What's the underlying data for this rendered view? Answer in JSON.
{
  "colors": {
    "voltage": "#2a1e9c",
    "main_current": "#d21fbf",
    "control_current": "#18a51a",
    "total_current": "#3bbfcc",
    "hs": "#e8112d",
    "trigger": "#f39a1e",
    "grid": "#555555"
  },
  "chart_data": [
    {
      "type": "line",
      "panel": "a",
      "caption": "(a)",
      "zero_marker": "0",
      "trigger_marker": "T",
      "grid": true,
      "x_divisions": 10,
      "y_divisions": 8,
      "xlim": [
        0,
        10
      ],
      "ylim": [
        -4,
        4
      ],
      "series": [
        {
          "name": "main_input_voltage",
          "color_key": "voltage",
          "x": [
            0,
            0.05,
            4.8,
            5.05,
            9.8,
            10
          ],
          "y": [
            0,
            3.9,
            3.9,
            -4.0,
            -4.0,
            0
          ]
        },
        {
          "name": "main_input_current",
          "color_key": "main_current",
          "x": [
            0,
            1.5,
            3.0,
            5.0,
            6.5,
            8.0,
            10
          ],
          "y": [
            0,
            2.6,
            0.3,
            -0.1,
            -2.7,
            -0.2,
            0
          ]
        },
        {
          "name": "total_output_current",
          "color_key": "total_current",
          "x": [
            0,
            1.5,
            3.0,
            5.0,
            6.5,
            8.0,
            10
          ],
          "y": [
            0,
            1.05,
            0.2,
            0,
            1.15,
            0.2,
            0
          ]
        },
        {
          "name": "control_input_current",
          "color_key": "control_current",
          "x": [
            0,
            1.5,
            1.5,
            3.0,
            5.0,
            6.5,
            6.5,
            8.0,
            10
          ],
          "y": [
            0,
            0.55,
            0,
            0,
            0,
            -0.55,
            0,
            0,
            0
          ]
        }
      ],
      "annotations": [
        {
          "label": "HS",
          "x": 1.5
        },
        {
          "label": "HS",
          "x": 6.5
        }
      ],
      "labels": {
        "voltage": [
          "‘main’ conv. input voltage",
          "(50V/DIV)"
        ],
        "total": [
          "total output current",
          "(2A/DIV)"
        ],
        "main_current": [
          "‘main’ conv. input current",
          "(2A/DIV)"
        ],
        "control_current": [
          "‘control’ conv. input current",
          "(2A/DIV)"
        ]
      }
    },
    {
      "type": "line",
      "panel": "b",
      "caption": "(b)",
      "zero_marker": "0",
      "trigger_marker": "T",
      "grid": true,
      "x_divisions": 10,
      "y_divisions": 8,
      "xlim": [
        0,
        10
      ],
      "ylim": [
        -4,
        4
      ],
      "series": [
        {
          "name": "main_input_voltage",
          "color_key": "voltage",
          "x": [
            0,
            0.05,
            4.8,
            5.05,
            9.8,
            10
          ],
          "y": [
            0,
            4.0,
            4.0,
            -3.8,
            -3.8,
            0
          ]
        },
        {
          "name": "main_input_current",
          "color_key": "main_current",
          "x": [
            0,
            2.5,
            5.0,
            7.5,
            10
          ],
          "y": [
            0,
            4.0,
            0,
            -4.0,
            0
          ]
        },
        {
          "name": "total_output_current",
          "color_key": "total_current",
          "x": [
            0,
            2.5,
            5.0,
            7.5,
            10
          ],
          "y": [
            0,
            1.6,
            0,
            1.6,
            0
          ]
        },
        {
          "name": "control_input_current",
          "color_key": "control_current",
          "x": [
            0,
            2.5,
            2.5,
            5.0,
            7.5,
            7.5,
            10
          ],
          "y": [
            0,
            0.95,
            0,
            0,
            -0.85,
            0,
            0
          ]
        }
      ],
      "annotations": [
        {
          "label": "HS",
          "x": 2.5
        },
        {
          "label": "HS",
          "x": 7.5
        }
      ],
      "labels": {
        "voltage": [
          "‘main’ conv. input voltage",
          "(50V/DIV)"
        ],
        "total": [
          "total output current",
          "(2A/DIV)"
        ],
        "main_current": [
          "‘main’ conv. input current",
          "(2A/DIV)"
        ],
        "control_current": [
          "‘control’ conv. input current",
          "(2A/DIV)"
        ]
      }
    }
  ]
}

========

DIRECTION ▸
Reproduce the data, keeping every line exactly the same.

SOLUTION TO THE PROBLEM ▸
What's the underlying data for this rendered view? Answer in JSON.
{
  "colors": {
    "voltage": "#2a1e9c",
    "main_current": "#d21fbf",
    "control_current": "#18a51a",
    "total_current": "#3bbfcc",
    "hs": "#e8112d",
    "trigger": "#f39a1e",
    "grid": "#555555"
  },
  "chart_data": [
    {
      "type": "line",
      "panel": "a",
      "caption": "(a)",
      "zero_marker": "0",
      "trigger_marker": "T",
      "grid": true,
      "x_divisions": 10,
      "y_divisions": 8,
      "xlim": [
        0,
        10
      ],
      "ylim": [
        -4,
        4
      ],
      "series": [
        {
          "name": "main_input_voltage",
          "color_key": "voltage",
          "x": [
            0,
            0.05,
            4.8,
            5.05,
            9.8,
            10
          ],
          "y": [
            0,
            3.9,
            3.9,
            -4.0,
            -4.0,
            0
          ]
        },
        {
          "name": "main_input_current",
          "color_key": "main_current",
          "x": [
            0,
            1.5,
            3.0,
            5.0,
            6.5,
            8.0,
            10
          ],
          "y": [
            0,
            2.6,
            0.3,
            -0.1,
            -2.7,
            -0.2,
            0
          ]
        },
        {
          "name": "total_output_current",
          "color_key": "total_current",
          "x": [
            0,
            1.5,
            3.0,
            5.0,
            6.5,
            8.0,
            10
          ],
          "y": [
            0,
            1.05,
            0.2,
            0,
            1.15,
            0.2,
            0
          ]
        },
        {
          "name": "control_input_current",
          "color_key": "control_current",
          "x": [
            0,
            1.5,
            1.5,
            3.0,
            5.0,
            6.5,
            6.5,
            8.0,
            10
          ],
          "y": [
            0,
            0.55,
            0,
            0,
            0,
            -0.55,
            0,
            0,
            0
          ]
        }
      ],
      "annotations": [
        {
          "label": "HS",
          "x": 1.5
        },
        {
          "label": "HS",
          "x": 6.5
        }
      ],
      "labels": {
        "voltage": [
          "‘main’ conv. input voltage",
          "(50V/DIV)"
        ],
        "total": [
          "total output current",
          "(2A/DIV)"
        ],
        "main_current": [
          "‘main’ conv. input current",
          "(2A/DIV)"
        ],
        "control_current": [
          "‘control’ conv. input current",
          "(2A/DIV)"
        ]
      }
    },
    {
      "type": "line",
      "panel": "b",
      "caption": "(b)",
      "zero_marker": "0",
      "trigger_marker": "T",
      "grid": true,
      "x_divisions": 10,
      "y_divisions": 8,
      "xlim": [
        0,
        10
      ],
      "ylim": [
        -4,
        4
      ],
      "series": [
        {
          "name": "main_input_voltage",
          "color_key": "voltage",
          "x": [
            0,
            0.05,
            4.8,
            5.05,
            9.8,
            10
          ],
          "y": [
            0,
            4.0,
            4.0,
            -3.8,
            -3.8,
            0
          ]
        },
        {
          "name": "main_input_current",
          "color_key": "main_current",
          "x": [
            0,
            2.5,
            5.0,
            7.5,
            10
          ],
          "y": [
            0,
            4.0,
            0,
            -4.0,
            0
          ]
        },
        {
          "name": "total_output_current",
          "color_key": "total_current",
          "x": [
            0,
            2.5,
            5.0,
            7.5,
            10
          ],
          "y": [
            0,
            1.6,
            0,
            1.6,
            0
          ]
        },
        {
          "name": "control_input_current",
          "color_key": "control_current",
          "x": [
            0,
            2.5,
            2.5,
            5.0,
            7.5,
            7.5,
            10
          ],
          "y": [
            0,
            0.95,
            0,
            0,
            -0.85,
            0,
            0
          ]
        }
      ],
      "annotations": [
        {
          "label": "HS",
          "x": 2.5
        },
        {
          "label": "HS",
          "x": 7.5
        }
      ],
      "labels": {
        "voltage": [
          "‘main’ conv. input voltage",
          "(50V/DIV)"
        ],
        "total": [
          "total output current",
          "(2A/DIV)"
        ],
        "main_current": [
          "‘main’ conv. input current",
          "(2A/DIV)"
        ],
        "control_current": [
          "‘control’ conv. input current",
          "(2A/DIV)"
        ]
      }
    }
  ]
}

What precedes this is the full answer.